— What is required —
Filter the records below down to lines containing "santi".

— Given information —
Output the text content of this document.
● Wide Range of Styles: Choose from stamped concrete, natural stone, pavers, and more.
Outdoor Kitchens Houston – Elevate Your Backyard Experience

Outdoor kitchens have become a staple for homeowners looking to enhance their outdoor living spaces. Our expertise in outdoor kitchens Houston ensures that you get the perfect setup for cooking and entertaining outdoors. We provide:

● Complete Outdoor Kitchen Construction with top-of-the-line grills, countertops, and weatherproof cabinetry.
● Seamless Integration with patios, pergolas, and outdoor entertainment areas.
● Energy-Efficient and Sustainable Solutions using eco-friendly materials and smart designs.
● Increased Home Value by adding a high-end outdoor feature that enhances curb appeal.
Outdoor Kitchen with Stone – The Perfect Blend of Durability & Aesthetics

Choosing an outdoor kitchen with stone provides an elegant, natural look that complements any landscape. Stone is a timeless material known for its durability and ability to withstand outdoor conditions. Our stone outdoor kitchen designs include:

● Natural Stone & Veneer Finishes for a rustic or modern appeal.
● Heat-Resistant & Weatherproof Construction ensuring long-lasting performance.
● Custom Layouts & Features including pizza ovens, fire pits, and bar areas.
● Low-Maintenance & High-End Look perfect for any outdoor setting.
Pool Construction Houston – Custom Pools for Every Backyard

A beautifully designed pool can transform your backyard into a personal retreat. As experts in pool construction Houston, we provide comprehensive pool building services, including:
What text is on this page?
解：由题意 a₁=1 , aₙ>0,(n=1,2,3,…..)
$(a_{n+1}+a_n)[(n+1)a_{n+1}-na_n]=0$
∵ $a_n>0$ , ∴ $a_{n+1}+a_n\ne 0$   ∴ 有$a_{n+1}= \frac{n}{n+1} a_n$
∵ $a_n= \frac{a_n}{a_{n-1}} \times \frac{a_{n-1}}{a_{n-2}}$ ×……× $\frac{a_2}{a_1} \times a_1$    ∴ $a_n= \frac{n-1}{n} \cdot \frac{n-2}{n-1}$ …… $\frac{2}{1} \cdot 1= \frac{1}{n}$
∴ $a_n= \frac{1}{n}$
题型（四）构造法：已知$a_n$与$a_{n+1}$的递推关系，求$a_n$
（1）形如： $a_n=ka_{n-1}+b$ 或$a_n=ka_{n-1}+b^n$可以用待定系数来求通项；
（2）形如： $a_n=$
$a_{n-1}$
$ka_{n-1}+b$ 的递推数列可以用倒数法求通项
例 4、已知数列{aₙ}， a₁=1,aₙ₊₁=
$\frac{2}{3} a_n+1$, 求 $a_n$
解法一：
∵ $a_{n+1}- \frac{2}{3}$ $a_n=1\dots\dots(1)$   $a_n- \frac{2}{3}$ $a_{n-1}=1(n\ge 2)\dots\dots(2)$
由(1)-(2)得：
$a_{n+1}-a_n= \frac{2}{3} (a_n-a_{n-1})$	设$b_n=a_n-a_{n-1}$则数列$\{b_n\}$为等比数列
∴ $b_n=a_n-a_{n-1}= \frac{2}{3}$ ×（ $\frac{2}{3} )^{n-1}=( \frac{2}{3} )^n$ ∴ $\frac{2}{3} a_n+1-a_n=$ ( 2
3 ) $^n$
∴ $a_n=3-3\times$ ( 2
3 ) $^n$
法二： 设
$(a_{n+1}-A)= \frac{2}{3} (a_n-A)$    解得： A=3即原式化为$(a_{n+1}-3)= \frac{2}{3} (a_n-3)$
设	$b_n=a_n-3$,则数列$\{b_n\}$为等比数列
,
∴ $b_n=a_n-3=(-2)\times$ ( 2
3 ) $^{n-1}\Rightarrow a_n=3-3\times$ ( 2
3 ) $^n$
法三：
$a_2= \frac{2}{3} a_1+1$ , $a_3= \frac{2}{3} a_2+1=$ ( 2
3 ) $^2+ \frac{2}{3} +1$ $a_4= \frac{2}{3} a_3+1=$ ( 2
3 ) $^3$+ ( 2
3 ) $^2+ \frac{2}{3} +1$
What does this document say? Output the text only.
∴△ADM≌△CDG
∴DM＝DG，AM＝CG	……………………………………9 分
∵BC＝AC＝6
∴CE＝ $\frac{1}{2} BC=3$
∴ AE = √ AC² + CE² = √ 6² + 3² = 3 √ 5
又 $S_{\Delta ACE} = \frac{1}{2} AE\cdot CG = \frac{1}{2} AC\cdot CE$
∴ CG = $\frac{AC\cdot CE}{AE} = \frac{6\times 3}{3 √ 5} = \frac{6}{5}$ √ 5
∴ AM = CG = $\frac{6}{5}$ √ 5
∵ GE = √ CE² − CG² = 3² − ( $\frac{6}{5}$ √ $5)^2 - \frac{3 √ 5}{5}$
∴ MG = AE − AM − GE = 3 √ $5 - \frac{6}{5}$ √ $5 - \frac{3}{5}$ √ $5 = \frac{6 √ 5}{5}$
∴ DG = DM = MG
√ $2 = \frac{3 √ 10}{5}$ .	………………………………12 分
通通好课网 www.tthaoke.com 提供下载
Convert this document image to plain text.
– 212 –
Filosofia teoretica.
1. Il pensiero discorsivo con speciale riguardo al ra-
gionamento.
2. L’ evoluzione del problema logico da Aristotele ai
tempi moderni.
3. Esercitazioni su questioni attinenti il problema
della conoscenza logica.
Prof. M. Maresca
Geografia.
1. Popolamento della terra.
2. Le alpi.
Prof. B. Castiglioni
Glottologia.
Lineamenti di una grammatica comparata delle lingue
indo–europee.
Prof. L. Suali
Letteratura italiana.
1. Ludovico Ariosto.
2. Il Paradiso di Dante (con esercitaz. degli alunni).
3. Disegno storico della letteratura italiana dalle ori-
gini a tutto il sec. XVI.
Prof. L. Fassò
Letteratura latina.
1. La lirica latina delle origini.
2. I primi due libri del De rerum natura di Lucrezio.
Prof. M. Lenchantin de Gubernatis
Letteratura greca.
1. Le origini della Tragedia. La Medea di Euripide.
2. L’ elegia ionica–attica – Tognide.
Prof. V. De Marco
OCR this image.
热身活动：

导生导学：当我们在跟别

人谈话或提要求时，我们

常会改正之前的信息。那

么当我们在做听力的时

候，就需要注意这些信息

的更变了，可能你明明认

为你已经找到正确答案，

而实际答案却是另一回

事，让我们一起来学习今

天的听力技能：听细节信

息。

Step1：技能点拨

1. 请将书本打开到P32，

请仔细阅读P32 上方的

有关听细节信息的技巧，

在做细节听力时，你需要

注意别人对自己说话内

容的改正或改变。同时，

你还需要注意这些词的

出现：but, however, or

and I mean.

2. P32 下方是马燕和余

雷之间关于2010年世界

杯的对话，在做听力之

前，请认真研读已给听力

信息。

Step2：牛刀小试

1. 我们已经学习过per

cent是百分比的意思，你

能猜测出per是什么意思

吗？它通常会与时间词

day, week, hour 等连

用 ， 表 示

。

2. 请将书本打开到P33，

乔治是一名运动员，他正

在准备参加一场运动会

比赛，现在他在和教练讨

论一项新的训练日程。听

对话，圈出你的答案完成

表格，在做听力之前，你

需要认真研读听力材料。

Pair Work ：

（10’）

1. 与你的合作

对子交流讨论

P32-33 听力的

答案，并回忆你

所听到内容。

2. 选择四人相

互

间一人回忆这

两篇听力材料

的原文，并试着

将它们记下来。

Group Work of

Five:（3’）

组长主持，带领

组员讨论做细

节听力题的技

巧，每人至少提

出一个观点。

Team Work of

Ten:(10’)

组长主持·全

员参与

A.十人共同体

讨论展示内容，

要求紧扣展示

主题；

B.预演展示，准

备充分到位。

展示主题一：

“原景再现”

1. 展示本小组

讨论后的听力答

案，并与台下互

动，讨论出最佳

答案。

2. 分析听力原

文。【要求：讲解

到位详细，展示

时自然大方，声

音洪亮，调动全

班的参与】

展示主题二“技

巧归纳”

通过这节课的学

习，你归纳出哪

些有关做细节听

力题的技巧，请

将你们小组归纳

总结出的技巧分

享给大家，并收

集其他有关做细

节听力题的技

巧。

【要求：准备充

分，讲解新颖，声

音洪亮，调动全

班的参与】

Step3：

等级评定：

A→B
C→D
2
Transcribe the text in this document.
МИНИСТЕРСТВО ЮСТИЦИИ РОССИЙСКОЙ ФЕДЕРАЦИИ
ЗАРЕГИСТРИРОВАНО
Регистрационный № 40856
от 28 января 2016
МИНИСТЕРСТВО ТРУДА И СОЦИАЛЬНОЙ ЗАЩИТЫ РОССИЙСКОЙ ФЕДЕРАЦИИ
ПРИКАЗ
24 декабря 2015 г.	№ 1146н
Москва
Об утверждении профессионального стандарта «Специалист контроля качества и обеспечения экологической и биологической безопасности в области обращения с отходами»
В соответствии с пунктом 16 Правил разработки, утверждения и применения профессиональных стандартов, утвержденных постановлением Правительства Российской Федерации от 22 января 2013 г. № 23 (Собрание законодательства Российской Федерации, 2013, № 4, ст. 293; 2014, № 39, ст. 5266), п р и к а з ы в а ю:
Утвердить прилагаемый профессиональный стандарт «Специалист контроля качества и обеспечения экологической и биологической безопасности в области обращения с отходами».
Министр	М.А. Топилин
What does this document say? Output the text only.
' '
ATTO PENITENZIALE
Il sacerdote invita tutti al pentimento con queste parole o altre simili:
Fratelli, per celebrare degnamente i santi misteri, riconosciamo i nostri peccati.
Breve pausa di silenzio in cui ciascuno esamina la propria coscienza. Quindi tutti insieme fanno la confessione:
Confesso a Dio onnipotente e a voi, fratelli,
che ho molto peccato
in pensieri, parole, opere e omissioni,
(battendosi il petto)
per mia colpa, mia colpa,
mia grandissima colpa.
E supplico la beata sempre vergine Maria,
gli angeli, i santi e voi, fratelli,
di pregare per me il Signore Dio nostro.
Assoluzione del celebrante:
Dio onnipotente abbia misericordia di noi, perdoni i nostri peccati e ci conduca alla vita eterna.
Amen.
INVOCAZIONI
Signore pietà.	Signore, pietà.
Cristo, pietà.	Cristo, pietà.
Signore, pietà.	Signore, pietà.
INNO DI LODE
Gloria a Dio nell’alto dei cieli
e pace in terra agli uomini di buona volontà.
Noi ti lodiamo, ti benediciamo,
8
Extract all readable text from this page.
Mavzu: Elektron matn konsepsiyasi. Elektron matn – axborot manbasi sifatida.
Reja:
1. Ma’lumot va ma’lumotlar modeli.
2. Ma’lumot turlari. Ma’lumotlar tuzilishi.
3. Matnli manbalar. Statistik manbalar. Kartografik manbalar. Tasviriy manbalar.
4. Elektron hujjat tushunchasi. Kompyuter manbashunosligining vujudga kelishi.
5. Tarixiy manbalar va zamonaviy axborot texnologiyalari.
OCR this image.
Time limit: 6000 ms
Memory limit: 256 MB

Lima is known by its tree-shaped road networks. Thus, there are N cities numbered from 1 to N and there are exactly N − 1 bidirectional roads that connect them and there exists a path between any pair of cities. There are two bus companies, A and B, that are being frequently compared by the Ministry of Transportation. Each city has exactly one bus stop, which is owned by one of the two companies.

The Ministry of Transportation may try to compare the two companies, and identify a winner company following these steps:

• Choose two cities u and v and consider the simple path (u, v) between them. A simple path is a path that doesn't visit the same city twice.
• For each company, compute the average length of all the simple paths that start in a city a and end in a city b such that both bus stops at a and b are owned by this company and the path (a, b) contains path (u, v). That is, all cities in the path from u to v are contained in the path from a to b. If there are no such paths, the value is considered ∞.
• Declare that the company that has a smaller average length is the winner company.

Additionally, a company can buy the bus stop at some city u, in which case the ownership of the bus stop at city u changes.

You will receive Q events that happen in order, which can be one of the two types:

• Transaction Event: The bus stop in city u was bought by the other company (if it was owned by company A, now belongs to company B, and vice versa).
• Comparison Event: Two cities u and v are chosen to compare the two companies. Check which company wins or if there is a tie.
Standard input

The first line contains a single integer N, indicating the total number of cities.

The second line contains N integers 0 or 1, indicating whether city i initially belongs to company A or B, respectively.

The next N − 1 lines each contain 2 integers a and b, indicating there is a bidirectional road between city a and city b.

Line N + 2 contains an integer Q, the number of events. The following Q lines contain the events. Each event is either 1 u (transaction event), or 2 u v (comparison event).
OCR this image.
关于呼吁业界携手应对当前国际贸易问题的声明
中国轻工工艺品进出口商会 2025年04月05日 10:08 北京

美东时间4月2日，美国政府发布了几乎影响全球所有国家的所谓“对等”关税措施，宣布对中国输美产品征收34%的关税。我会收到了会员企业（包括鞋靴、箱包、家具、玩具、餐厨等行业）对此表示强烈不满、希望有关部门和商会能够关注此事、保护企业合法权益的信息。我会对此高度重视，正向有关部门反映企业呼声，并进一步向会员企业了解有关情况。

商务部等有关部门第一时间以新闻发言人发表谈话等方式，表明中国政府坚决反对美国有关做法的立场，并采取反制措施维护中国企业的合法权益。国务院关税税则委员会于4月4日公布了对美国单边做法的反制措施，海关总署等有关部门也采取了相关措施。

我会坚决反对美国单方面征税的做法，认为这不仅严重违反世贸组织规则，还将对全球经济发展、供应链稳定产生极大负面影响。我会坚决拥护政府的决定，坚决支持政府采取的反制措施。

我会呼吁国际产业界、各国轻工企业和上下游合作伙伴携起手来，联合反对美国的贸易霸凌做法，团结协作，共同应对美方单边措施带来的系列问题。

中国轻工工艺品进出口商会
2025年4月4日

— Response —
Fratelli, per celebrare degnamente i santi misteri, riconosciamo i nostri peccati.
gli angeli, i santi e voi, fratelli,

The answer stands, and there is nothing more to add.